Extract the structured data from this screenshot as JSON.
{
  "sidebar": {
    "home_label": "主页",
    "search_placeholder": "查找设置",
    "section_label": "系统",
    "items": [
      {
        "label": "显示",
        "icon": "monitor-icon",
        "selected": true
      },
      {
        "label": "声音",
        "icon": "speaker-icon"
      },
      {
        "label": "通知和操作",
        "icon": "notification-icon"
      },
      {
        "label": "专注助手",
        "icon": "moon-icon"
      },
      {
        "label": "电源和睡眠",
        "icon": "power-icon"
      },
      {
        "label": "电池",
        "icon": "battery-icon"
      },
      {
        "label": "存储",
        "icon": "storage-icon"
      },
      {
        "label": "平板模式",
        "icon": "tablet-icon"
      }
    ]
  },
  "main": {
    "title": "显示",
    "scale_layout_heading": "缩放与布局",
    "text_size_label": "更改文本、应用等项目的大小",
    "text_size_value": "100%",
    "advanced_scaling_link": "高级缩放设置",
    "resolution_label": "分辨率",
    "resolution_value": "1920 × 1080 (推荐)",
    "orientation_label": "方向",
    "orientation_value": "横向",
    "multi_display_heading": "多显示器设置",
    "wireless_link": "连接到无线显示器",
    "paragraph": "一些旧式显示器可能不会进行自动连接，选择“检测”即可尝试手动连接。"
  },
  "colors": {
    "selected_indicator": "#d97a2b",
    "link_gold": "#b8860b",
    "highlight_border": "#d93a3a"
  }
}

• Job:
Make an exact copy of all the data.

• Response to this exercise:
Extract the structured data from this screenshot as JSON.
{
  "sidebar": {
    "home_label": "主页",
    "search_placeholder": "查找设置",
    "section_label": "系统",
    "items": [
      {
        "label": "显示",
        "icon": "monitor-icon",
        "selected": true
      },
      {
        "label": "声音",
        "icon": "speaker-icon"
      },
      {
        "label": "通知和操作",
        "icon": "notification-icon"
      },
      {
        "label": "专注助手",
        "icon": "moon-icon"
      },
      {
        "label": "电源和睡眠",
        "icon": "power-icon"
      },
      {
        "label": "电池",
        "icon": "battery-icon"
      },
      {
        "label": "存储",
        "icon": "storage-icon"
      },
      {
        "label": "平板模式",
        "icon": "tablet-icon"
      }
    ]
  },
  "main": {
    "title": "显示",
    "scale_layout_heading": "缩放与布局",
    "text_size_label": "更改文本、应用等项目的大小",
    "text_size_value": "100%",
    "advanced_scaling_link": "高级缩放设置",
    "resolution_label": "分辨率",
    "resolution_value": "1920 × 1080 (推荐)",
    "orientation_label": "方向",
    "orientation_value": "横向",
    "multi_display_heading": "多显示器设置",
    "wireless_link": "连接到无线显示器",
    "paragraph": "一些旧式显示器可能不会进行自动连接，选择“检测”即可尝试手动连接。"
  },
  "colors": {
    "selected_indicator": "#d97a2b",
    "link_gold": "#b8860b",
    "highlight_border": "#d93a3a"
  }
}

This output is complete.